**Aim of the exercise:** Collect every line in the records below that contains the word "this".

**Information given:**
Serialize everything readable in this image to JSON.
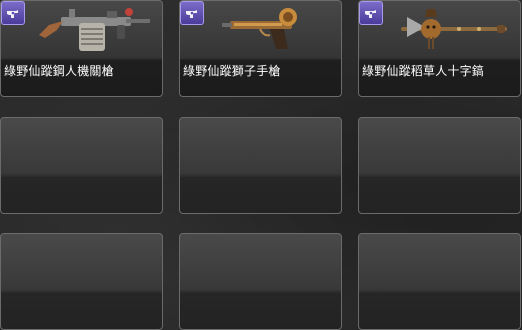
{
  "inventory": {
    "items": [
      {
        "name": "綠野仙蹤鋼人機關槍",
        "icon": "revolver-icon"
      },
      {
        "name": "綠野仙蹤獅子手槍",
        "icon": "revolver-icon"
      },
      {
        "name": "綠野仙蹤稻草人十字鎬",
        "icon": "revolver-icon"
      }
    ],
    "empty_slot_count": 6
  },
  "colors": {
    "badge": "#5b4bb0",
    "slot_border": "#6b6b6b",
    "label_text": "#ffffff"
  }
}
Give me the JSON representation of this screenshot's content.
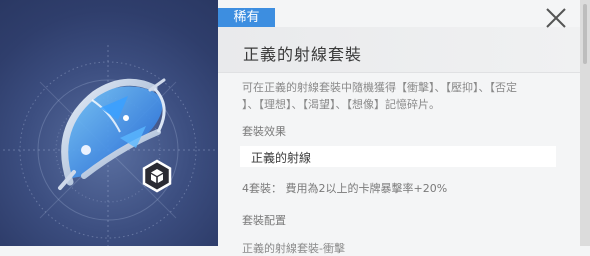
{
  "item": {
    "rarity": "稀有",
    "title": "正義的射線套裝",
    "description_lines": [
      "可在正義的射線套裝中隨機獲得【衝擊】、【壓抑】、【否定",
      "】、【理想】、【渴望】、【想像】記憶碎片。"
    ],
    "effect_label": "套裝效果",
    "set_name": "正義的射線",
    "effect_text": "4套裝：  費用為2以上的卡牌暴擊率+20%",
    "config_label": "套裝配置",
    "config_first_row": "正義的射線套裝-衝擊"
  },
  "icons": {
    "close": "close-x-icon",
    "item_type": "cube-emblem-icon",
    "item_art": "bow-weapon-illustration"
  },
  "colors": {
    "rarity_bg": "#3d8ee0",
    "art_bg": "#3c4e80",
    "panel_bg": "#f4f5f6"
  }
}
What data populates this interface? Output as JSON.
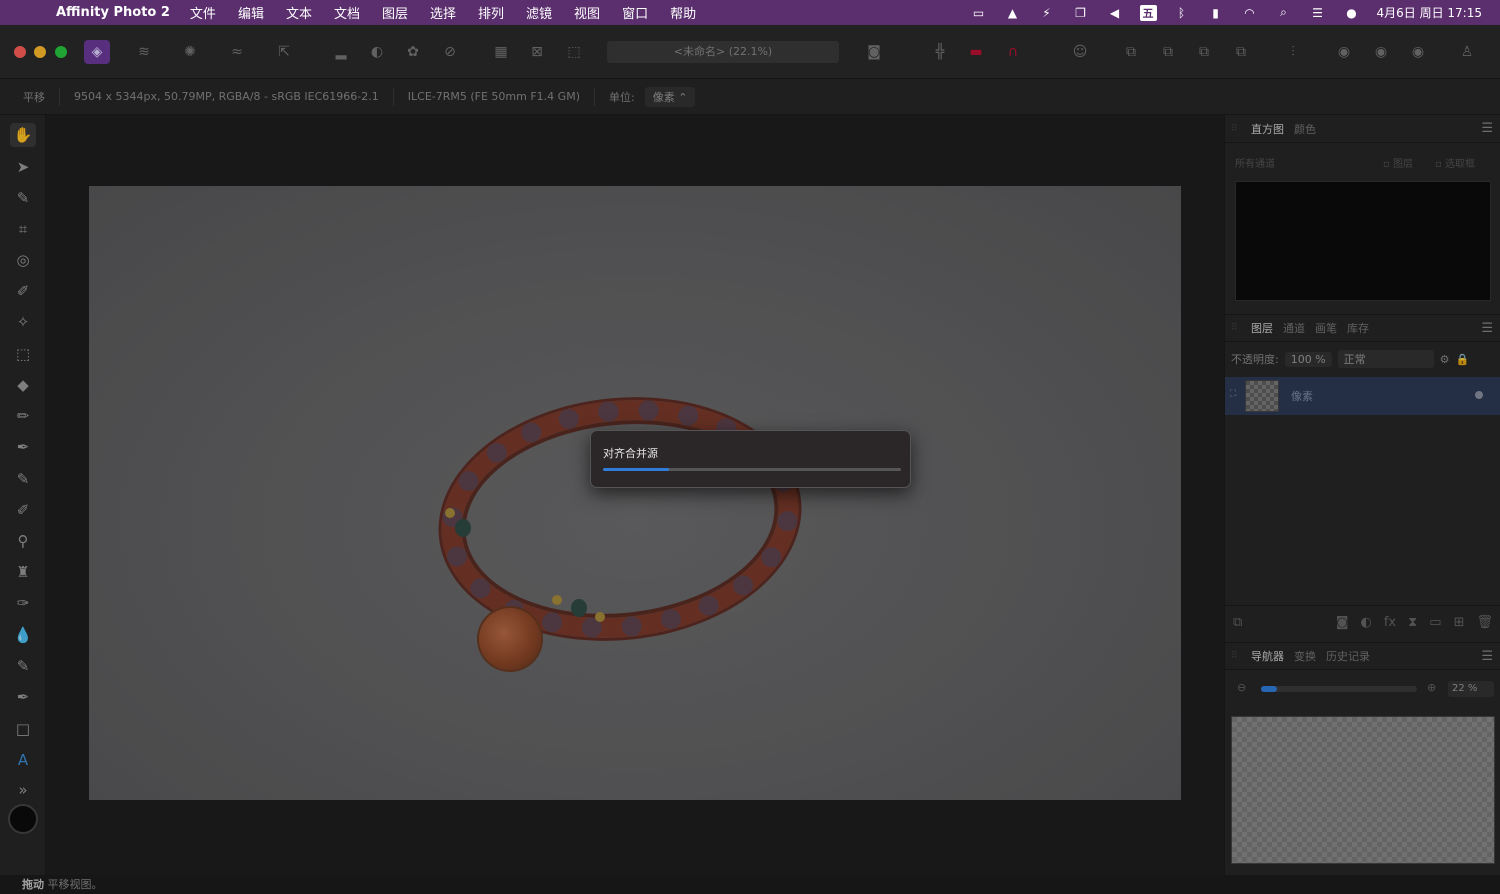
{
  "menubar": {
    "app_name": "Affinity Photo 2",
    "items": [
      "文件",
      "编辑",
      "文本",
      "文档",
      "图层",
      "选择",
      "排列",
      "滤镜",
      "视图",
      "窗口",
      "帮助"
    ],
    "ime": "五",
    "clock": "4月6日 周日  17:15"
  },
  "toolbar": {
    "doc_title": "<未命名> (22.1%)"
  },
  "contextbar": {
    "tool_name": "平移",
    "image_info": "9504 x 5344px, 50.79MP, RGBA/8 - sRGB IEC61966-2.1",
    "camera": "ILCE-7RM5 (FE 50mm F1.4 GM)",
    "unit_label": "单位:",
    "unit_value": "像素"
  },
  "progress": {
    "title": "对齐合并源",
    "fraction": 0.22
  },
  "panels": {
    "histogram_tabs": [
      "直方图",
      "颜色"
    ],
    "histogram_channel": "所有通道",
    "histogram_opt1": "图层",
    "histogram_opt2": "选取框",
    "layers_tabs": [
      "图层",
      "通道",
      "画笔",
      "库存"
    ],
    "opacity_label": "不透明度:",
    "opacity_value": "100 %",
    "blend_mode": "正常",
    "layer_name": "像素",
    "navigator_tabs": [
      "导航器",
      "变换",
      "历史记录"
    ],
    "zoom_value": "22 %",
    "zoom_fraction": 0.1
  },
  "statusbar": {
    "bold": "拖动",
    "text": "平移视图。"
  }
}
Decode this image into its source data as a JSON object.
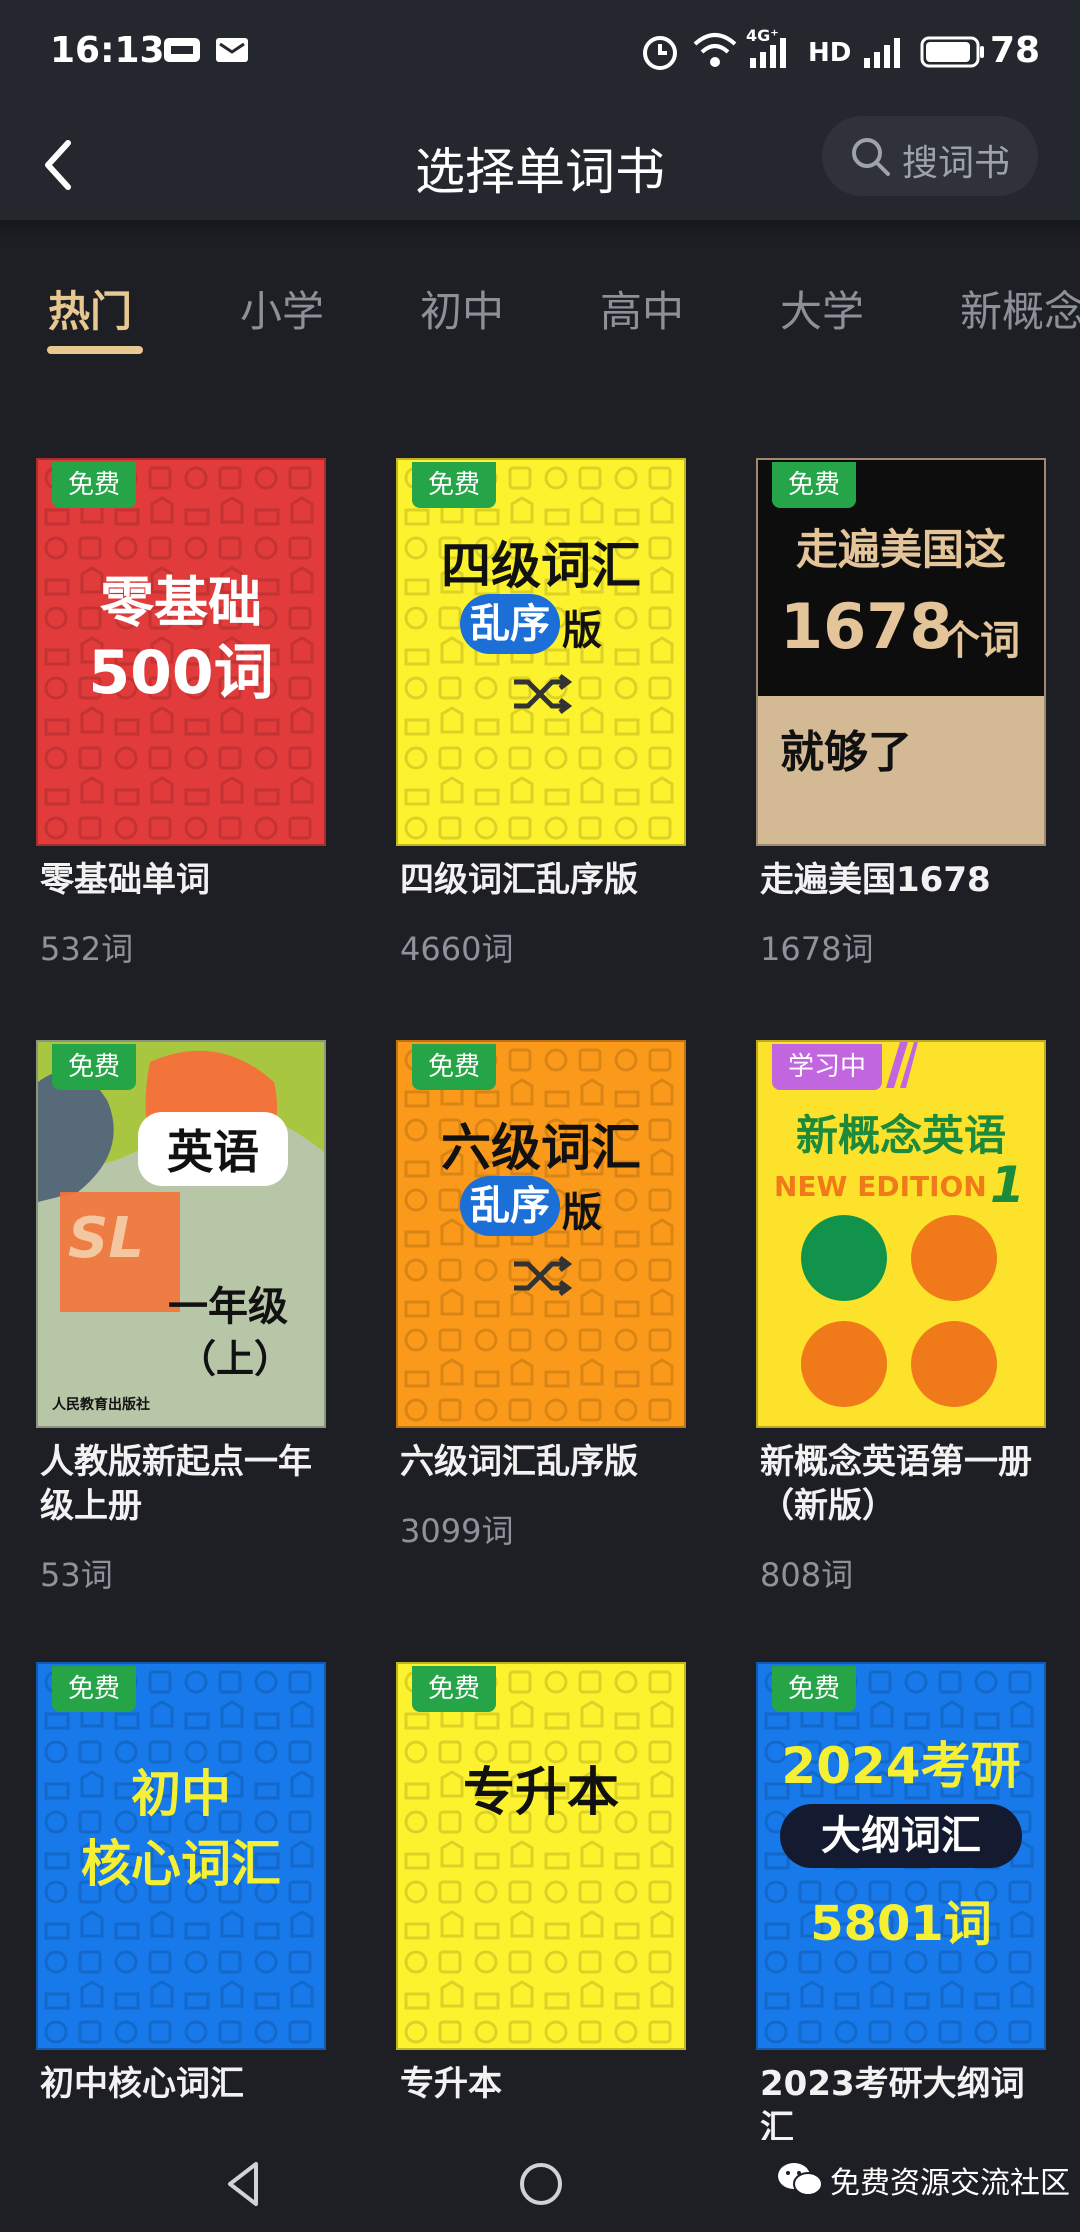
{
  "status_bar": {
    "time": "16:13",
    "signal_label": "4G⁺",
    "hd_label": "HD",
    "battery": "78"
  },
  "header": {
    "title": "选择单词书",
    "search_label": "搜词书"
  },
  "tabs": [
    {
      "label": "热门",
      "active": true
    },
    {
      "label": "小学",
      "active": false
    },
    {
      "label": "初中",
      "active": false
    },
    {
      "label": "高中",
      "active": false
    },
    {
      "label": "大学",
      "active": false
    },
    {
      "label": "新概念",
      "active": false
    }
  ],
  "books": [
    {
      "title": "零基础单词",
      "count": "532词",
      "badge": "免费",
      "cover_bg": "#e23b3b",
      "cover": {
        "line1": "零基础",
        "line2": "500词"
      }
    },
    {
      "title": "四级词汇乱序版",
      "count": "4660词",
      "badge": "免费",
      "cover_bg": "#fdf22e",
      "cover": {
        "line1": "四级词汇",
        "pill": "乱序",
        "suffix": "版"
      }
    },
    {
      "title": "走遍美国1678",
      "count": "1678词",
      "badge": "免费",
      "cover_bg": "#d4b995",
      "cover": {
        "line1": "走遍美国这",
        "line2": "1678",
        "line2b": "个词",
        "line3": "就够了"
      }
    },
    {
      "title": "人教版新起点一年级上册",
      "count": "53词",
      "badge": "免费",
      "cover_bg": "#b8c6a8",
      "cover": {
        "line1": "英语",
        "line2": "SL",
        "line3": "一年级",
        "line4": "（上）",
        "publisher": "人民教育出版社"
      }
    },
    {
      "title": "六级词汇乱序版",
      "count": "3099词",
      "badge": "免费",
      "cover_bg": "#fb9a1a",
      "cover": {
        "line1": "六级词汇",
        "pill": "乱序",
        "suffix": "版"
      }
    },
    {
      "title": "新概念英语第一册（新版）",
      "count": "808词",
      "badge": "学习中",
      "cover_bg": "#fde22c",
      "cover": {
        "line1": "新概念英语",
        "line2": "NEW EDITION",
        "line2b": "1"
      }
    },
    {
      "title": "初中核心词汇",
      "count": "",
      "badge": "免费",
      "cover_bg": "#1779ea",
      "cover": {
        "line1": "初中",
        "line2": "核心词汇"
      }
    },
    {
      "title": "专升本",
      "count": "",
      "badge": "免费",
      "cover_bg": "#fdf22e",
      "cover": {
        "line1": "专升本"
      }
    },
    {
      "title": "2023考研大纲词汇",
      "count": "",
      "badge": "免费",
      "cover_bg": "#1779ea",
      "cover": {
        "line1": "2024考研",
        "pill": "大纲词汇",
        "line3": "5801词"
      }
    }
  ],
  "watermark": "免费资源交流社区",
  "colors": {
    "accent": "#e8c891",
    "background": "#1d1f24",
    "free_badge": "#25a547",
    "learning_badge": "#c266e0"
  }
}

**Task result:**
Serialize everything readable in this image to JSON.
Give me the JSON representation of this screenshot's content.
What data populates this interface? Output as JSON.
Decode this image into its source data as a JSON object.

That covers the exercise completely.